DO THIS: Among the lines of these entries, how many hold the word "along"? State only the number.

RECORDS SHOWN:
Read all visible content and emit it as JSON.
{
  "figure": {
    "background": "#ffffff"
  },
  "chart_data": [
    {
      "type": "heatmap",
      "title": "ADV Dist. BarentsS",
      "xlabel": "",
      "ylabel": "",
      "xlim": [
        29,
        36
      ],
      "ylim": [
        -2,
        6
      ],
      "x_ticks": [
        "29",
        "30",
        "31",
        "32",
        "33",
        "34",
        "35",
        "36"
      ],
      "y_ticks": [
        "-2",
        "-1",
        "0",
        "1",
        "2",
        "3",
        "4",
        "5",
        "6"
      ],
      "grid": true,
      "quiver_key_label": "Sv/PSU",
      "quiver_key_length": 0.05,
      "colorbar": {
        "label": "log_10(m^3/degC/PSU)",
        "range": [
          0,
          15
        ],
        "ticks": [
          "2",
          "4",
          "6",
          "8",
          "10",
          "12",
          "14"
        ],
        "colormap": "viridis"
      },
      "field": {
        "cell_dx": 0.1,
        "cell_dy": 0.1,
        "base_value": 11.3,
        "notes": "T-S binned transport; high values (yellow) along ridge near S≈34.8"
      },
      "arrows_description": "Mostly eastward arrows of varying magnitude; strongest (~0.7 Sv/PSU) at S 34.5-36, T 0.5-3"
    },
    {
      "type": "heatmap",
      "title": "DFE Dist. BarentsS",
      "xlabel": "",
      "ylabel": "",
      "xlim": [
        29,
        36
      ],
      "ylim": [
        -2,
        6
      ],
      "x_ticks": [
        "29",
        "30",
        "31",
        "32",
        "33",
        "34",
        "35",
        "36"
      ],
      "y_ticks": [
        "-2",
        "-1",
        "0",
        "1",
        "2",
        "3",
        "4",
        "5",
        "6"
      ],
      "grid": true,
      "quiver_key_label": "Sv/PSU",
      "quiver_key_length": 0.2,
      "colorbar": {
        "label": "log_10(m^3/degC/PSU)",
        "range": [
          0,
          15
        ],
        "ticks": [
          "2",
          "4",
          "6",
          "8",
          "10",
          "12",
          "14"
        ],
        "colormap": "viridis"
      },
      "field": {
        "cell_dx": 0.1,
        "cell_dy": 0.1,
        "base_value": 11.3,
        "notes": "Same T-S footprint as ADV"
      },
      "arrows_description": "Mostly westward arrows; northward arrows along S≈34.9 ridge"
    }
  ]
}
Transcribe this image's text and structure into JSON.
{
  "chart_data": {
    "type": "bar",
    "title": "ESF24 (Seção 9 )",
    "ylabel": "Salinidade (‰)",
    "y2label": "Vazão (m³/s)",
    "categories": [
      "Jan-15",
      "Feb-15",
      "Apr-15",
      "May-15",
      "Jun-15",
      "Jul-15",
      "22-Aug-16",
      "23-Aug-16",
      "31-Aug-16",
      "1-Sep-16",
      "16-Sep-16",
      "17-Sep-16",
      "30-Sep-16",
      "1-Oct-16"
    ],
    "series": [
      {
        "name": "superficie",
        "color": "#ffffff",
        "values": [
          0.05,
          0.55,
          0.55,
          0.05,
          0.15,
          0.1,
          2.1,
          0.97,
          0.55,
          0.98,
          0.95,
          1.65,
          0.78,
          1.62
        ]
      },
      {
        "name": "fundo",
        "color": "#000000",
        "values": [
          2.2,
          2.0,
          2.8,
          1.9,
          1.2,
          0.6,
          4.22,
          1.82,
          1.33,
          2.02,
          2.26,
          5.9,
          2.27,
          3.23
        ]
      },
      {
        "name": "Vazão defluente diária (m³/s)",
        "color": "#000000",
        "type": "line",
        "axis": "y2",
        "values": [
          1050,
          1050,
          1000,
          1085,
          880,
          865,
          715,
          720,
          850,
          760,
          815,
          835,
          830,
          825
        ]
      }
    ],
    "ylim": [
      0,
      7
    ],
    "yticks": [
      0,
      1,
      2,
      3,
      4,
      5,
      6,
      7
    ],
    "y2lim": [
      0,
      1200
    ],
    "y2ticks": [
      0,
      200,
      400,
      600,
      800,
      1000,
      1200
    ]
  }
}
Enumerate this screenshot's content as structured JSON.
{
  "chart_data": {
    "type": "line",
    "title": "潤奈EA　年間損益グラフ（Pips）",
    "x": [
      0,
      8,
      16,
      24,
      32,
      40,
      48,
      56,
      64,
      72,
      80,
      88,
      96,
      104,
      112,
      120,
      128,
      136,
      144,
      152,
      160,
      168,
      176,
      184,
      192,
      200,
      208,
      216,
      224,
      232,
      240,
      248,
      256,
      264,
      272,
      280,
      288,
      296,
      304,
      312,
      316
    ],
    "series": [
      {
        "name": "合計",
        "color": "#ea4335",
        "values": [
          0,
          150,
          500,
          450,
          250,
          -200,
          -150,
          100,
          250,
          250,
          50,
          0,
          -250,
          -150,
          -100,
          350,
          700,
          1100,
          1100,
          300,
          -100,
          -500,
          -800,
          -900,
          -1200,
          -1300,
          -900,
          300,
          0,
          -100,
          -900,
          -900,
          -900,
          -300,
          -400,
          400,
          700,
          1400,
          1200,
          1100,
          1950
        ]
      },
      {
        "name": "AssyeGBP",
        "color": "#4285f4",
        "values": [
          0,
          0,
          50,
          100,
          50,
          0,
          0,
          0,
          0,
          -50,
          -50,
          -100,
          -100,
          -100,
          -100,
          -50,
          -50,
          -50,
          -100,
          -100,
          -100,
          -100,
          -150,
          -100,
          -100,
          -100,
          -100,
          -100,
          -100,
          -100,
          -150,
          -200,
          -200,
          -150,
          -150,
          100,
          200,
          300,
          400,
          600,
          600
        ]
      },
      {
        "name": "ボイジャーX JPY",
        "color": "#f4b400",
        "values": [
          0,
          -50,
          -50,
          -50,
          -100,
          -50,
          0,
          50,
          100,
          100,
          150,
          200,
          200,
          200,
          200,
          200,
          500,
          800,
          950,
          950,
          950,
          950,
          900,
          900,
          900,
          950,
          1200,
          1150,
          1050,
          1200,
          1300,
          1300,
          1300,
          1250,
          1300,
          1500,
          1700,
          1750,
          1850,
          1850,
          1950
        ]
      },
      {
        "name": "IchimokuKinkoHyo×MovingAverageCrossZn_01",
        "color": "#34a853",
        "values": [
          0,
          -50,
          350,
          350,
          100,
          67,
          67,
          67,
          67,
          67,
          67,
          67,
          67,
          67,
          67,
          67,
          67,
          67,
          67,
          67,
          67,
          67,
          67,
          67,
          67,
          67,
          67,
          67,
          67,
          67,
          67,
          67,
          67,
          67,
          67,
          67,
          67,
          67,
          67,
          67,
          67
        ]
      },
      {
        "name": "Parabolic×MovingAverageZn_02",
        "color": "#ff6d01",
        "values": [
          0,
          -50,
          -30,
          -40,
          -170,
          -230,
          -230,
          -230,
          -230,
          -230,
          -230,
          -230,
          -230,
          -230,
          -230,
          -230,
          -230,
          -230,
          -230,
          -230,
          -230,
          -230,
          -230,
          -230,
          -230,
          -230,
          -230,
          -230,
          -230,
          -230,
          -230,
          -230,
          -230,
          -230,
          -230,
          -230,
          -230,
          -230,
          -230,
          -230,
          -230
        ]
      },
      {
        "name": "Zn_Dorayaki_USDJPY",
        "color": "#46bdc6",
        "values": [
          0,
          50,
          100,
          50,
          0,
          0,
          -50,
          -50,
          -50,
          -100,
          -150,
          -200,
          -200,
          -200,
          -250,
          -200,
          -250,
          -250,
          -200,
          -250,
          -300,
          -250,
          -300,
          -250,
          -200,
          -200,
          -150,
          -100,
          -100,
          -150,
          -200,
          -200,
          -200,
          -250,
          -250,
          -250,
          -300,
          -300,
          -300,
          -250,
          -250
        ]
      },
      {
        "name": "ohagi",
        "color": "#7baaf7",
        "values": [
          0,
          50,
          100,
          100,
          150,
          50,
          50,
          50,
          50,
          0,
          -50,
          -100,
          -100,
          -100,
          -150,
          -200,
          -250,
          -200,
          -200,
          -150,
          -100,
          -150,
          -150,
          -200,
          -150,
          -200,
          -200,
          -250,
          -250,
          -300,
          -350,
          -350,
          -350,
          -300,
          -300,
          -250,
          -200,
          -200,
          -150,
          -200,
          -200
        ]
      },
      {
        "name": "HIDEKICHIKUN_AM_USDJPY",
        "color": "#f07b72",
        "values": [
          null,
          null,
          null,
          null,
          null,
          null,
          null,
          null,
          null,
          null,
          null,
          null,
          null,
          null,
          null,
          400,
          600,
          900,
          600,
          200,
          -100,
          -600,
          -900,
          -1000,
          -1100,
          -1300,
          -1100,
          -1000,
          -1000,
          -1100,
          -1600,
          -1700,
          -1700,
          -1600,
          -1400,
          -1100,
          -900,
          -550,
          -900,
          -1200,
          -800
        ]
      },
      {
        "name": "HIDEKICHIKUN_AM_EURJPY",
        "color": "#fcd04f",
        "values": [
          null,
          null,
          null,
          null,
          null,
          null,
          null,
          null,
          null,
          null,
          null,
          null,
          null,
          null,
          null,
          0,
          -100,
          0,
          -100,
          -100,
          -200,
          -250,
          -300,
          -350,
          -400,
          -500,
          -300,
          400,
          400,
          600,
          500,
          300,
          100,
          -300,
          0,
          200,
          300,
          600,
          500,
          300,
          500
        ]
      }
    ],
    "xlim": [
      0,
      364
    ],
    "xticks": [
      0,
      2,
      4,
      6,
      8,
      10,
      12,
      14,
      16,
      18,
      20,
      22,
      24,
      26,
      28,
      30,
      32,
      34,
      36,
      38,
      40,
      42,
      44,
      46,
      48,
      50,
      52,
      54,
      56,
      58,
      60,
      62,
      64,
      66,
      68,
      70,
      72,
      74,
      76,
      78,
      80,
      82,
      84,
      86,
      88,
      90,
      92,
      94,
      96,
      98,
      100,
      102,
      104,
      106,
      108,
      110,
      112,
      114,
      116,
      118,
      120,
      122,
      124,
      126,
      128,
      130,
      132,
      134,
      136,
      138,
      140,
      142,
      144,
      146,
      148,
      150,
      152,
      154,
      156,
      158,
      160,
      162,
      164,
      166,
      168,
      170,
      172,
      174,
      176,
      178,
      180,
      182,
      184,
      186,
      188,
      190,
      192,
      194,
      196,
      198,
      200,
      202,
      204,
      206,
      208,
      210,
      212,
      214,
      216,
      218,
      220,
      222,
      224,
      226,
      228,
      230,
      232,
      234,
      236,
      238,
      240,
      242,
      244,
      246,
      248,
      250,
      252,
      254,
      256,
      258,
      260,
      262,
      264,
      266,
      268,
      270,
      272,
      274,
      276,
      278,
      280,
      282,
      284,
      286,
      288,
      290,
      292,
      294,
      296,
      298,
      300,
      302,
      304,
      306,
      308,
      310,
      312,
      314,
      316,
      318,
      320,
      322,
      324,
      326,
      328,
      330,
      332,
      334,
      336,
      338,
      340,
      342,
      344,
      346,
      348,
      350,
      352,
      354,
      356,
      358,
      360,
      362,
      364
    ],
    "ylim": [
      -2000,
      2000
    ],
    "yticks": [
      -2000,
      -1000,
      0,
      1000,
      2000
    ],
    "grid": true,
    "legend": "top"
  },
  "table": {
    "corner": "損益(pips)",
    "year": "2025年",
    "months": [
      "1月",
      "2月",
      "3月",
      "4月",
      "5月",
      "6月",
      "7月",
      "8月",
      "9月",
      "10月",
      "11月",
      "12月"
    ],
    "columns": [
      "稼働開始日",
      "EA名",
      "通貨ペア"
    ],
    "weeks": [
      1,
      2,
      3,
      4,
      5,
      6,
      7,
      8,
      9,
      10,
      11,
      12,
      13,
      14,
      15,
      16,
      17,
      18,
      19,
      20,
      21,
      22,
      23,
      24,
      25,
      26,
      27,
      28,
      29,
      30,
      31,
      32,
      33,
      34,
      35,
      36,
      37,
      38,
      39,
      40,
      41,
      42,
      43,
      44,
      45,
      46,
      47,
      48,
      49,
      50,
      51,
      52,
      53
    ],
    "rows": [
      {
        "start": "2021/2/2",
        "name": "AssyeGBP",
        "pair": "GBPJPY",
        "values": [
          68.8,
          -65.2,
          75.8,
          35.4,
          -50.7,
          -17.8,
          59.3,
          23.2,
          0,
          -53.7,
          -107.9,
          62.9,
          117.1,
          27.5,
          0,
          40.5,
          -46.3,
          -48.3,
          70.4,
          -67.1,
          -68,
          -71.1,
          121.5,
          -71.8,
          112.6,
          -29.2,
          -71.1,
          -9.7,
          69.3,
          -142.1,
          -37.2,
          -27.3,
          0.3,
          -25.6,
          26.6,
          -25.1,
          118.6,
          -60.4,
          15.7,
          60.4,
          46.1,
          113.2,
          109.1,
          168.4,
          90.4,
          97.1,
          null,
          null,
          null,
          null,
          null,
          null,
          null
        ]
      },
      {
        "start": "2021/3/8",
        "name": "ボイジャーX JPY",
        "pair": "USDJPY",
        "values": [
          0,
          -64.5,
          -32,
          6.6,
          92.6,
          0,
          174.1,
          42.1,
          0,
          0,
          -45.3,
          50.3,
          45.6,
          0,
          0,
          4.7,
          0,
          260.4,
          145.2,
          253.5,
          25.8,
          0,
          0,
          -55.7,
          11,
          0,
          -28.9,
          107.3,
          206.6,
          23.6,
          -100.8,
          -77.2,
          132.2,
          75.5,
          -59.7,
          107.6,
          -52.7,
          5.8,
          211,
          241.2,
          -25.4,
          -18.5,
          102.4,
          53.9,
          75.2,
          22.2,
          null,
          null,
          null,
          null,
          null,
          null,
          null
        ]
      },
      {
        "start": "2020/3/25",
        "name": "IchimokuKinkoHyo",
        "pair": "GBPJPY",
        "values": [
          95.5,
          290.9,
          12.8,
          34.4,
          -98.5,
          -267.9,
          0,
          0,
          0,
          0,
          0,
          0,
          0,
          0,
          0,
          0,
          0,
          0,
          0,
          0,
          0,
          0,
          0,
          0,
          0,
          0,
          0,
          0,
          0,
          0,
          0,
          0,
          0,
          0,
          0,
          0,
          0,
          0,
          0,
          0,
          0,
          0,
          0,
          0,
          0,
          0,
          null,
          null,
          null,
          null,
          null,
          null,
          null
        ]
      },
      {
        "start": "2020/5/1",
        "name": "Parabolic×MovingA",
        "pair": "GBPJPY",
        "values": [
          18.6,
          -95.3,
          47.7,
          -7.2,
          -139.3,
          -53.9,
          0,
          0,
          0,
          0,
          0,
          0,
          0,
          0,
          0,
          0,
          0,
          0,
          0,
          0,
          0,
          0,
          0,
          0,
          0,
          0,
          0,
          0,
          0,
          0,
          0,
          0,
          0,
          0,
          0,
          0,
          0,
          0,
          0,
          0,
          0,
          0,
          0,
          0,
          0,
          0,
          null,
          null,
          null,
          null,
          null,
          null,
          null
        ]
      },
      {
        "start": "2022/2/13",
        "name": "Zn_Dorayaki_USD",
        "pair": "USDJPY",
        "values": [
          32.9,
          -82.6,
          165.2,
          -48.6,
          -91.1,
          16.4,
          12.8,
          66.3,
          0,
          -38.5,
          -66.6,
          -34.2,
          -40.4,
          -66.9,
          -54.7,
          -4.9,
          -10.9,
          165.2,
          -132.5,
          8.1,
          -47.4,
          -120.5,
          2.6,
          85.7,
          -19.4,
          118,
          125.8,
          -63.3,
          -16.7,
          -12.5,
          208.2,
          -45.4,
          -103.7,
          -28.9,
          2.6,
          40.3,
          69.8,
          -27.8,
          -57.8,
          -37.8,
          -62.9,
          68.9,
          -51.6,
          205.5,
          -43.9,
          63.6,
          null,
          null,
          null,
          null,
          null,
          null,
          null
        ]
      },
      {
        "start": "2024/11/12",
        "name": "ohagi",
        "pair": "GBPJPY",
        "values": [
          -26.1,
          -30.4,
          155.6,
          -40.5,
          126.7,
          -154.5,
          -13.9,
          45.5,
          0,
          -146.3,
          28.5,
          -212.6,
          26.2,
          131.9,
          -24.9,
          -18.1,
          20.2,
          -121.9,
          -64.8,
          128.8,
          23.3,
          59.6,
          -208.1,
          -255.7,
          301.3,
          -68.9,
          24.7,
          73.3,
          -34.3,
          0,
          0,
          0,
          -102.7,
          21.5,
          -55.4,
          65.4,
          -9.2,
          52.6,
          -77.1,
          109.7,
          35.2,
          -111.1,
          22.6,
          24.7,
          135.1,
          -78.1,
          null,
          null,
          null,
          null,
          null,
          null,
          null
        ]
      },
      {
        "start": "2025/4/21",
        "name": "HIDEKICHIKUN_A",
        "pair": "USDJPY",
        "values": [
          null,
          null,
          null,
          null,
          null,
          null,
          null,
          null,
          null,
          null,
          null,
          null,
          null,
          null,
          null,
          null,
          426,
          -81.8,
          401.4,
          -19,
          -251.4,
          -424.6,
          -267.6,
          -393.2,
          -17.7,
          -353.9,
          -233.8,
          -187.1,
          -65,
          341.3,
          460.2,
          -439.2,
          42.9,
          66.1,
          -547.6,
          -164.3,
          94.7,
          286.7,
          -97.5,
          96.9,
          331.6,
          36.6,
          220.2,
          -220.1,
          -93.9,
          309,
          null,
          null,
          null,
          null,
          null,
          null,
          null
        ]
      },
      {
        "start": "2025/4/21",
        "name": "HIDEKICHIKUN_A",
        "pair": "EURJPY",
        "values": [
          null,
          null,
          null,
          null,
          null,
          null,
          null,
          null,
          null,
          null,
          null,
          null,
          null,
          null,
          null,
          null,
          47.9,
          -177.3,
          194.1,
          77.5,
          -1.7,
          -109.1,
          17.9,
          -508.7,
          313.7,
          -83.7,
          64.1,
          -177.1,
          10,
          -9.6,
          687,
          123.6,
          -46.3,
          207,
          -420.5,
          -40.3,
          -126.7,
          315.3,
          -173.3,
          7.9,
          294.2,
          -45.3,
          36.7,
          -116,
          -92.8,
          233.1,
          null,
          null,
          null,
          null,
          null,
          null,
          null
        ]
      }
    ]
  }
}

ANSWER TO THIS EXERCISE: 2